WRITTEN TASK: Exact reproduction of the data is required, with images excluded.

»»

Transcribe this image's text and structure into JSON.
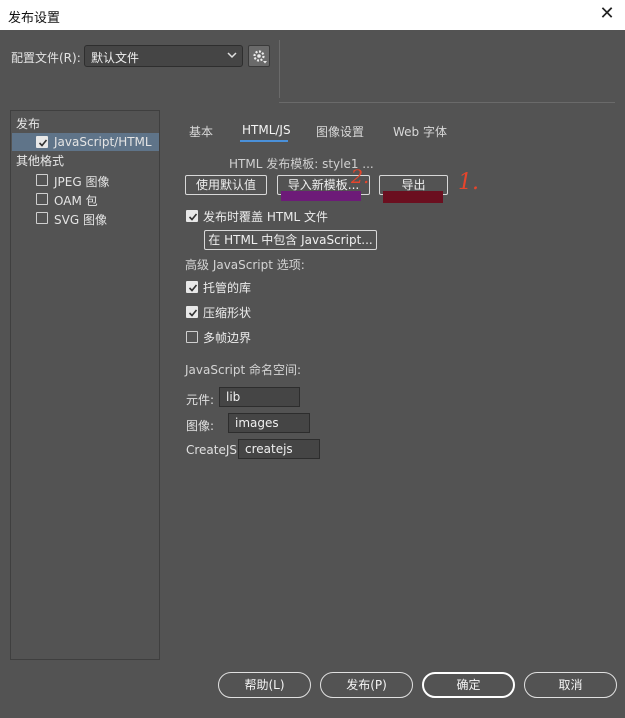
{
  "window": {
    "title": "发布设置",
    "close_symbol": "✕"
  },
  "profile": {
    "label": "配置文件(R):",
    "value": "默认文件"
  },
  "sidebar": {
    "group1": "发布",
    "items1": [
      {
        "label": "JavaScript/HTML",
        "checked": true,
        "selected": true
      }
    ],
    "group2": "其他格式",
    "items2": [
      {
        "label": "JPEG 图像",
        "checked": false
      },
      {
        "label": "OAM 包",
        "checked": false
      },
      {
        "label": "SVG 图像",
        "checked": false
      }
    ]
  },
  "tabs": [
    {
      "label": "基本"
    },
    {
      "label": "HTML/JS",
      "active": true
    },
    {
      "label": "图像设置"
    },
    {
      "label": "Web 字体"
    }
  ],
  "html_js": {
    "template_label": "HTML 发布模板: style1 ...",
    "use_default": "使用默认值",
    "import_template": "导入新模板...",
    "export": "导出",
    "overwrite_label": "发布时覆盖 HTML 文件",
    "include_js": "在 HTML 中包含 JavaScript...",
    "advanced_label": "高级 JavaScript 选项:",
    "hosted_libs": "托管的库",
    "compact_shapes": "压缩形状",
    "multiframe_bounds": "多帧边界",
    "namespace_label": "JavaScript 命名空间:",
    "symbols_label": "元件:",
    "symbols_value": "lib",
    "images_label": "图像:",
    "images_value": "images",
    "createjs_label": "CreateJS:",
    "createjs_value": "createjs"
  },
  "annotations": {
    "one": "1.",
    "two": "2."
  },
  "footer": {
    "help": "帮助(L)",
    "publish": "发布(P)",
    "ok": "确定",
    "cancel": "取消"
  },
  "colors": {
    "accent_underline": "#4a90d9",
    "annotation_red": "#e6452c",
    "mark_purple": "#6d1b78",
    "mark_maroon": "#6b0f1f"
  }
}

««

FULL ANSWER:
Transcribe this image's text and structure into JSON.
{
  "window": {
    "title": "发布设置",
    "close_symbol": "✕"
  },
  "profile": {
    "label": "配置文件(R):",
    "value": "默认文件"
  },
  "sidebar": {
    "group1": "发布",
    "items1": [
      {
        "label": "JavaScript/HTML",
        "checked": true,
        "selected": true
      }
    ],
    "group2": "其他格式",
    "items2": [
      {
        "label": "JPEG 图像",
        "checked": false
      },
      {
        "label": "OAM 包",
        "checked": false
      },
      {
        "label": "SVG 图像",
        "checked": false
      }
    ]
  },
  "tabs": [
    {
      "label": "基本"
    },
    {
      "label": "HTML/JS",
      "active": true
    },
    {
      "label": "图像设置"
    },
    {
      "label": "Web 字体"
    }
  ],
  "html_js": {
    "template_label": "HTML 发布模板: style1 ...",
    "use_default": "使用默认值",
    "import_template": "导入新模板...",
    "export": "导出",
    "overwrite_label": "发布时覆盖 HTML 文件",
    "include_js": "在 HTML 中包含 JavaScript...",
    "advanced_label": "高级 JavaScript 选项:",
    "hosted_libs": "托管的库",
    "compact_shapes": "压缩形状",
    "multiframe_bounds": "多帧边界",
    "namespace_label": "JavaScript 命名空间:",
    "symbols_label": "元件:",
    "symbols_value": "lib",
    "images_label": "图像:",
    "images_value": "images",
    "createjs_label": "CreateJS:",
    "createjs_value": "createjs"
  },
  "annotations": {
    "one": "1.",
    "two": "2."
  },
  "footer": {
    "help": "帮助(L)",
    "publish": "发布(P)",
    "ok": "确定",
    "cancel": "取消"
  },
  "colors": {
    "accent_underline": "#4a90d9",
    "annotation_red": "#e6452c",
    "mark_purple": "#6d1b78",
    "mark_maroon": "#6b0f1f"
  }
}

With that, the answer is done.